● Work required: Every entry below must be repeated exactly; skip the pictures.

● Data extract:
___
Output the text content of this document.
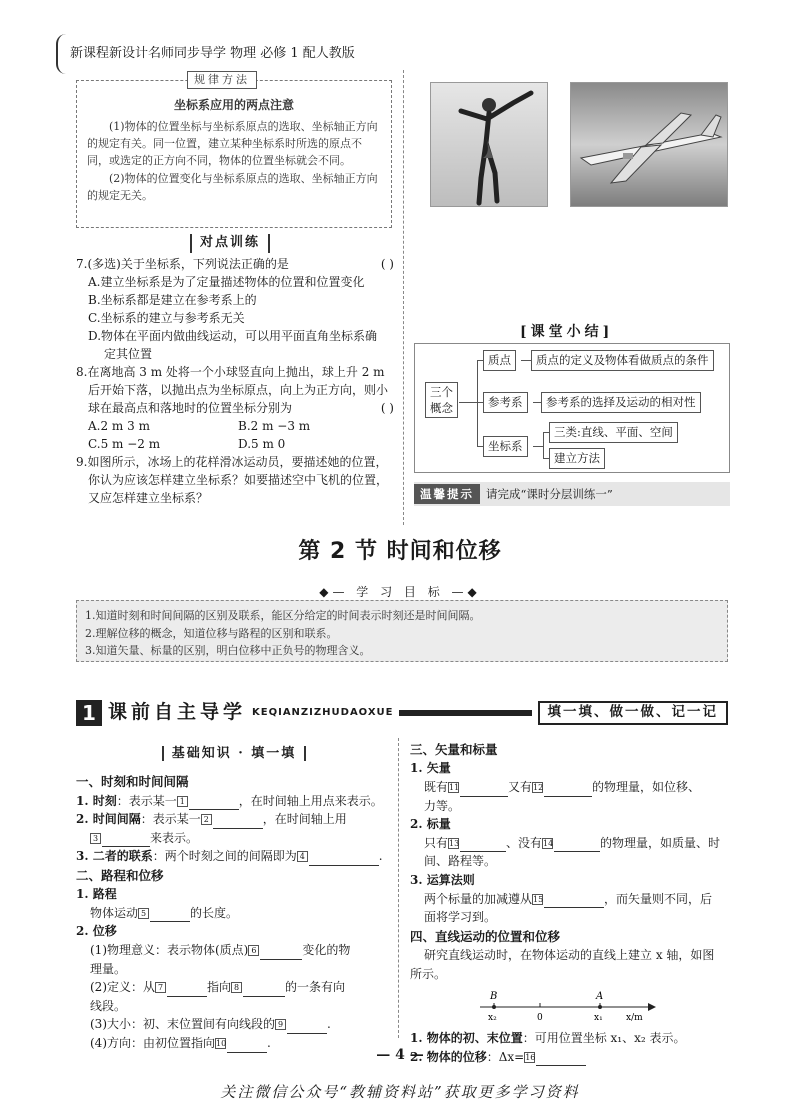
新课程新设计名师同步导学 物理 必修 1 配人教版
规律方法
坐标系应用的两点注意

(1)物体的位置坐标与坐标系原点的选取、坐标轴正方向的规定有关。同一位置，建立某种坐标系时所选的原点不同，或选定的正方向不同，物体的位置坐标就会不同。

(2)物体的位置变化与坐标系原点的选取、坐标轴正方向的规定无关。

对点训练
7.(多选)关于坐标系，下列说法正确的是	( )
A.建立坐标系是为了定量描述物体的位置和位置变化
B.坐标系都是建立在参考系上的
C.坐标系的建立与参考系无关
D.物体在平面内做曲线运动，可以用平面直角坐标系确
定其位置
8.在离地高 3 m 处将一个小球竖直向上抛出，球上升 2 m
后开始下落，以抛出点为坐标原点，向上为正方向，则小
球在最高点和落地时的位置坐标分别为	( )
A.2 m 3 m	B.2 m −3 m
C.5 m −2 m	D.5 m 0
9.如图所示，冰场上的花样滑冰运动员，要描述她的位置，
你认为应该怎样建立坐标系？如要描述空中飞机的位置，
又应怎样建立坐标系？
[课堂小结]
三个
概念
质点	质点的定义及物体看做质点的条件
参考系	参考系的选择及运动的相对性
坐标系
三类:直线、平面、空间
建立方法
温馨提示	请完成“课时分层训练一”
第 2 节 时间和位移
◆— 学 习 目 标 —◆
1.知道时刻和时间间隔的区别及联系，能区分给定的时间表示时刻还是时间间隔。
2.理解位移的概念，知道位移与路程的区别和联系。
3.知道矢量、标量的区别，明白位移中正负号的物理含义。
1 课前自主导学 KEQIANZIZHUDAOXUE	填一填、做一做、记一记
基础知识 · 填一填
一、时刻和时间间隔
1. 时刻：表示某一 1	，在时间轴上用点来表示。
2. 时间间隔：表示某一 2	，在时间轴上用
3	来表示。
3. 二者的联系：两个时刻之间的间隔即为 4	.
二、路程和位移
1. 路程
物体运动 5	的长度。
2. 位移
(1)物理意义：表示物体(质点) 6	变化的物
理量。
(2)定义：从 7	指向 8	的一条有向
线段。
(3)大小：初、末位置间有向线段的 9	.
(4)方向：由初位置指向10	.
三、矢量和标量
1. 矢量
既有11	又有12	的物理量，如位移、
力等。
2. 标量
只有13	、没有14	的物理量，如质量、时
间、路程等。
3. 运算法则
两个标量的加减遵从15	，而矢量则不同，后
面将学习到。
四、直线运动的位置和位移
研究直线运动时，在物体运动的直线上建立 x 轴，如图
所示。
B	A
x₂	0	x₁	x/m
1. 物体的初、末位置：可用位置坐标 x₁、x₂ 表示。
2. 物体的位移：Δx=16
— 4 —
关注微信公众号“教辅资料站”获取更多学习资料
___
● Written response:
Output the text content of this document.
新课程新设计名师同步导学 物理 必修 1 配人教版
规律方法
坐标系应用的两点注意

(1)物体的位置坐标与坐标系原点的选取、坐标轴正方向的规定有关。同一位置，建立某种坐标系时所选的原点不同，或选定的正方向不同，物体的位置坐标就会不同。

(2)物体的位置变化与坐标系原点的选取、坐标轴正方向的规定无关。

对点训练
7.(多选)关于坐标系，下列说法正确的是	( )
A.建立坐标系是为了定量描述物体的位置和位置变化
B.坐标系都是建立在参考系上的
C.坐标系的建立与参考系无关
D.物体在平面内做曲线运动，可以用平面直角坐标系确
定其位置
8.在离地高 3 m 处将一个小球竖直向上抛出，球上升 2 m
后开始下落，以抛出点为坐标原点，向上为正方向，则小
球在最高点和落地时的位置坐标分别为	( )
A.2 m 3 m	B.2 m −3 m
C.5 m −2 m	D.5 m 0
9.如图所示，冰场上的花样滑冰运动员，要描述她的位置，
你认为应该怎样建立坐标系？如要描述空中飞机的位置，
又应怎样建立坐标系？
[课堂小结]
三个
概念
质点	质点的定义及物体看做质点的条件
参考系	参考系的选择及运动的相对性
坐标系
三类:直线、平面、空间
建立方法
温馨提示	请完成“课时分层训练一”
第 2 节 时间和位移
◆— 学 习 目 标 —◆
1.知道时刻和时间间隔的区别及联系，能区分给定的时间表示时刻还是时间间隔。
2.理解位移的概念，知道位移与路程的区别和联系。
3.知道矢量、标量的区别，明白位移中正负号的物理含义。
1 课前自主导学 KEQIANZIZHUDAOXUE	填一填、做一做、记一记
基础知识 · 填一填
一、时刻和时间间隔
1. 时刻：表示某一 1	，在时间轴上用点来表示。
2. 时间间隔：表示某一 2	，在时间轴上用
3	来表示。
3. 二者的联系：两个时刻之间的间隔即为 4	.
二、路程和位移
1. 路程
物体运动 5	的长度。
2. 位移
(1)物理意义：表示物体(质点) 6	变化的物
理量。
(2)定义：从 7	指向 8	的一条有向
线段。
(3)大小：初、末位置间有向线段的 9	.
(4)方向：由初位置指向10	.
三、矢量和标量
1. 矢量
既有11	又有12	的物理量，如位移、
力等。
2. 标量
只有13	、没有14	的物理量，如质量、时
间、路程等。
3. 运算法则
两个标量的加减遵从15	，而矢量则不同，后
面将学习到。
四、直线运动的位置和位移
研究直线运动时，在物体运动的直线上建立 x 轴，如图
所示。
B	A
x₂	0	x₁	x/m
1. 物体的初、末位置：可用位置坐标 x₁、x₂ 表示。
2. 物体的位移：Δx=16
— 4 —
关注微信公众号“教辅资料站”获取更多学习资料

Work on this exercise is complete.